**Task to carry out:** Return every line below as is, leaving out the pictures.

**Records for this task:**
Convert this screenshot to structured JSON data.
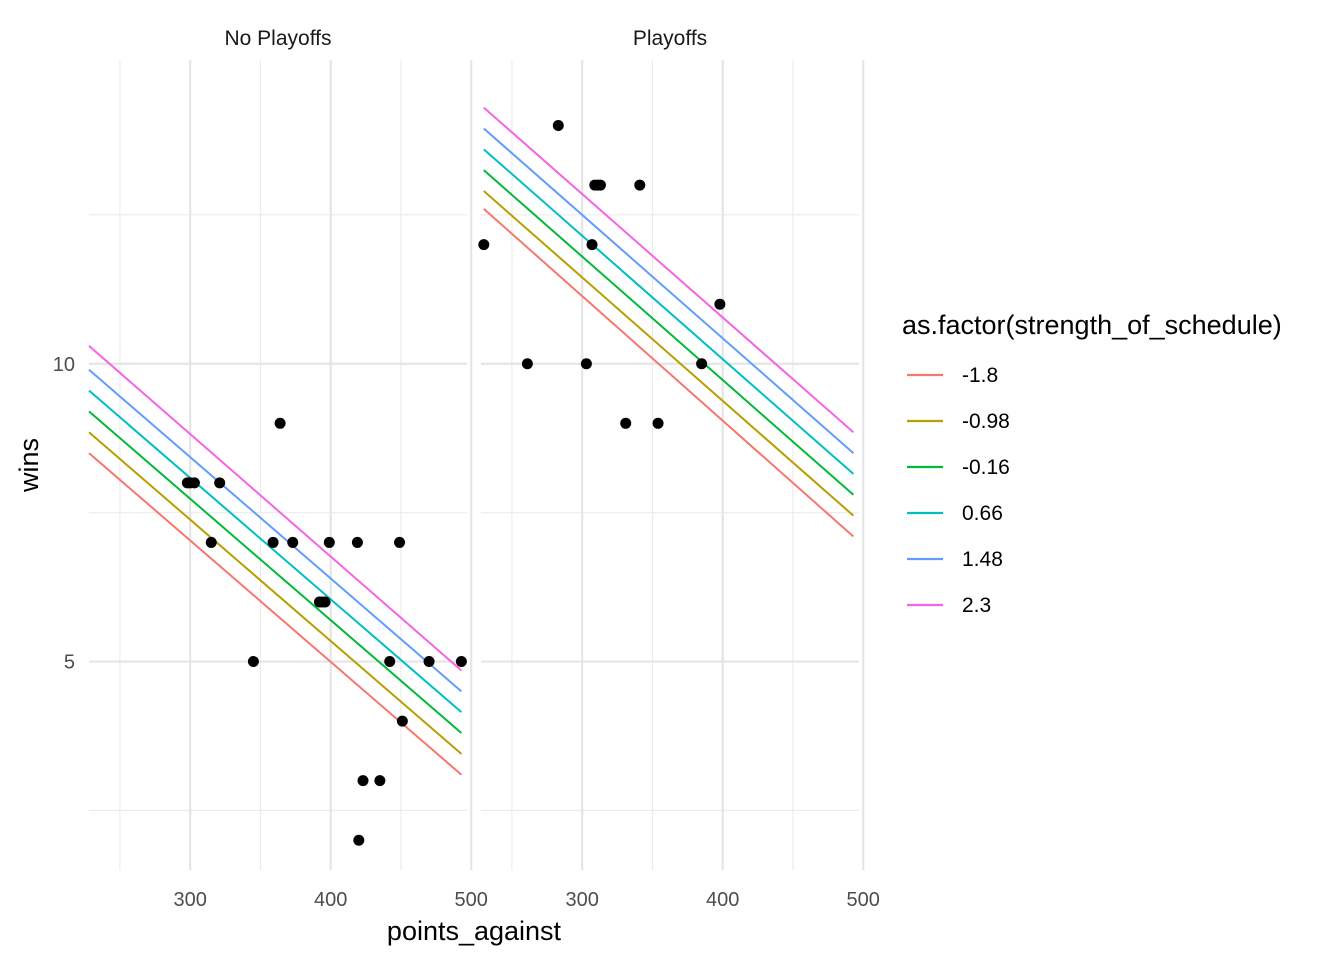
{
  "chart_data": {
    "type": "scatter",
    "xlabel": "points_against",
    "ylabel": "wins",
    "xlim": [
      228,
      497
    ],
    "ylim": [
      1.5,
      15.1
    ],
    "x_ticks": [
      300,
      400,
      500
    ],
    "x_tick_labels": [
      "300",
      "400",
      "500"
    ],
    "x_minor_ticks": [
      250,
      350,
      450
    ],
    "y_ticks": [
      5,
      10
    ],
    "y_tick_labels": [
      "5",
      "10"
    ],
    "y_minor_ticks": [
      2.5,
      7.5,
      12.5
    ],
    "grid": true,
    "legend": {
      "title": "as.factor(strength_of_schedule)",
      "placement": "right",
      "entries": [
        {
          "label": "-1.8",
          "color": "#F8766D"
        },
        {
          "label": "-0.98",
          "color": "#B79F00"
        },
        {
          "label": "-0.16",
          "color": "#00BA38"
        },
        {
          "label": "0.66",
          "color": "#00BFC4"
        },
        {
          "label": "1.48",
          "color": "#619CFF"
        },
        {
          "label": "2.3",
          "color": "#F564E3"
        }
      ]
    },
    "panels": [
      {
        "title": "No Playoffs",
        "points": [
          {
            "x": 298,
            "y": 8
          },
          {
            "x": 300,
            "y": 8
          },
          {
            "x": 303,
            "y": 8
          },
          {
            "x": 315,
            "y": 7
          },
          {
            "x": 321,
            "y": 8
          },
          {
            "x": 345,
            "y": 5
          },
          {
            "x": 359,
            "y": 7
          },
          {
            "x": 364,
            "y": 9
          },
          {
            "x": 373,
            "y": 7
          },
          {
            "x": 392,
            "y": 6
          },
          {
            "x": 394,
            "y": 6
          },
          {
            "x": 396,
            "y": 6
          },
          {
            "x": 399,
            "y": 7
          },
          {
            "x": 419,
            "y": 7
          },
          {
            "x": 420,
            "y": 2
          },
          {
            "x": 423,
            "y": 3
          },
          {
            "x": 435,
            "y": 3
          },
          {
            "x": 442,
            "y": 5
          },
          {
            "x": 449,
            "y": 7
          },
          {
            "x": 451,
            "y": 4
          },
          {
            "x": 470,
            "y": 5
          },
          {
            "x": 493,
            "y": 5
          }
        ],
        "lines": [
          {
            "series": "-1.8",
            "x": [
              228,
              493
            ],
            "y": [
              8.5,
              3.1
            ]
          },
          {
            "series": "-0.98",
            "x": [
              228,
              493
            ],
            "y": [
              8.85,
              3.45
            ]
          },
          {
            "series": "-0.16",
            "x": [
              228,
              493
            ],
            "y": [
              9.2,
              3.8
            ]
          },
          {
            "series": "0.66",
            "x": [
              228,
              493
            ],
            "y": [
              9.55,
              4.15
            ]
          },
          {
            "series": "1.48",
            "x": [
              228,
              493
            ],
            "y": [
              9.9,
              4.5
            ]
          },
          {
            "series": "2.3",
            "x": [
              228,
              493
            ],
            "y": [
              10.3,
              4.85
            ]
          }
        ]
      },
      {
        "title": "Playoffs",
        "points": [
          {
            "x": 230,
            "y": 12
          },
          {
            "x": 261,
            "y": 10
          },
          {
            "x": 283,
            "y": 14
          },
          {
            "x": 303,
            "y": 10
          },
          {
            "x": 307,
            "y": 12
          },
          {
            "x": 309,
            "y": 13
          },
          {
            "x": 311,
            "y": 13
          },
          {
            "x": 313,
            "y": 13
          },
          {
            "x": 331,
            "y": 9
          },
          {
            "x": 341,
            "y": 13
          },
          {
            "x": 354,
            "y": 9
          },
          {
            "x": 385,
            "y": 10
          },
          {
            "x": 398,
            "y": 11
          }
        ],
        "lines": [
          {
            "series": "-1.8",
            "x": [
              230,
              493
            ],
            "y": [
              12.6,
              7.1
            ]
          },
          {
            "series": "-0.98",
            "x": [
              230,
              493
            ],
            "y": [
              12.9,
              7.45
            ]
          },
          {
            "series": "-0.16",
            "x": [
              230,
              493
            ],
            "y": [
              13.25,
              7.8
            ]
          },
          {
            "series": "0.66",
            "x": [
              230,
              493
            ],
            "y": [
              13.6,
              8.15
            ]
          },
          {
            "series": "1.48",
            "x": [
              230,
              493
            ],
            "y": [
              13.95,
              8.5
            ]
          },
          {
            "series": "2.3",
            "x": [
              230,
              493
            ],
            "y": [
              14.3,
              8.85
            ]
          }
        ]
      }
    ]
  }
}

**Response to this task:**
Convert this screenshot to structured JSON data.
{
  "chart_data": {
    "type": "scatter",
    "xlabel": "points_against",
    "ylabel": "wins",
    "xlim": [
      228,
      497
    ],
    "ylim": [
      1.5,
      15.1
    ],
    "x_ticks": [
      300,
      400,
      500
    ],
    "x_tick_labels": [
      "300",
      "400",
      "500"
    ],
    "x_minor_ticks": [
      250,
      350,
      450
    ],
    "y_ticks": [
      5,
      10
    ],
    "y_tick_labels": [
      "5",
      "10"
    ],
    "y_minor_ticks": [
      2.5,
      7.5,
      12.5
    ],
    "grid": true,
    "legend": {
      "title": "as.factor(strength_of_schedule)",
      "placement": "right",
      "entries": [
        {
          "label": "-1.8",
          "color": "#F8766D"
        },
        {
          "label": "-0.98",
          "color": "#B79F00"
        },
        {
          "label": "-0.16",
          "color": "#00BA38"
        },
        {
          "label": "0.66",
          "color": "#00BFC4"
        },
        {
          "label": "1.48",
          "color": "#619CFF"
        },
        {
          "label": "2.3",
          "color": "#F564E3"
        }
      ]
    },
    "panels": [
      {
        "title": "No Playoffs",
        "points": [
          {
            "x": 298,
            "y": 8
          },
          {
            "x": 300,
            "y": 8
          },
          {
            "x": 303,
            "y": 8
          },
          {
            "x": 315,
            "y": 7
          },
          {
            "x": 321,
            "y": 8
          },
          {
            "x": 345,
            "y": 5
          },
          {
            "x": 359,
            "y": 7
          },
          {
            "x": 364,
            "y": 9
          },
          {
            "x": 373,
            "y": 7
          },
          {
            "x": 392,
            "y": 6
          },
          {
            "x": 394,
            "y": 6
          },
          {
            "x": 396,
            "y": 6
          },
          {
            "x": 399,
            "y": 7
          },
          {
            "x": 419,
            "y": 7
          },
          {
            "x": 420,
            "y": 2
          },
          {
            "x": 423,
            "y": 3
          },
          {
            "x": 435,
            "y": 3
          },
          {
            "x": 442,
            "y": 5
          },
          {
            "x": 449,
            "y": 7
          },
          {
            "x": 451,
            "y": 4
          },
          {
            "x": 470,
            "y": 5
          },
          {
            "x": 493,
            "y": 5
          }
        ],
        "lines": [
          {
            "series": "-1.8",
            "x": [
              228,
              493
            ],
            "y": [
              8.5,
              3.1
            ]
          },
          {
            "series": "-0.98",
            "x": [
              228,
              493
            ],
            "y": [
              8.85,
              3.45
            ]
          },
          {
            "series": "-0.16",
            "x": [
              228,
              493
            ],
            "y": [
              9.2,
              3.8
            ]
          },
          {
            "series": "0.66",
            "x": [
              228,
              493
            ],
            "y": [
              9.55,
              4.15
            ]
          },
          {
            "series": "1.48",
            "x": [
              228,
              493
            ],
            "y": [
              9.9,
              4.5
            ]
          },
          {
            "series": "2.3",
            "x": [
              228,
              493
            ],
            "y": [
              10.3,
              4.85
            ]
          }
        ]
      },
      {
        "title": "Playoffs",
        "points": [
          {
            "x": 230,
            "y": 12
          },
          {
            "x": 261,
            "y": 10
          },
          {
            "x": 283,
            "y": 14
          },
          {
            "x": 303,
            "y": 10
          },
          {
            "x": 307,
            "y": 12
          },
          {
            "x": 309,
            "y": 13
          },
          {
            "x": 311,
            "y": 13
          },
          {
            "x": 313,
            "y": 13
          },
          {
            "x": 331,
            "y": 9
          },
          {
            "x": 341,
            "y": 13
          },
          {
            "x": 354,
            "y": 9
          },
          {
            "x": 385,
            "y": 10
          },
          {
            "x": 398,
            "y": 11
          }
        ],
        "lines": [
          {
            "series": "-1.8",
            "x": [
              230,
              493
            ],
            "y": [
              12.6,
              7.1
            ]
          },
          {
            "series": "-0.98",
            "x": [
              230,
              493
            ],
            "y": [
              12.9,
              7.45
            ]
          },
          {
            "series": "-0.16",
            "x": [
              230,
              493
            ],
            "y": [
              13.25,
              7.8
            ]
          },
          {
            "series": "0.66",
            "x": [
              230,
              493
            ],
            "y": [
              13.6,
              8.15
            ]
          },
          {
            "series": "1.48",
            "x": [
              230,
              493
            ],
            "y": [
              13.95,
              8.5
            ]
          },
          {
            "series": "2.3",
            "x": [
              230,
              493
            ],
            "y": [
              14.3,
              8.85
            ]
          }
        ]
      }
    ]
  }
}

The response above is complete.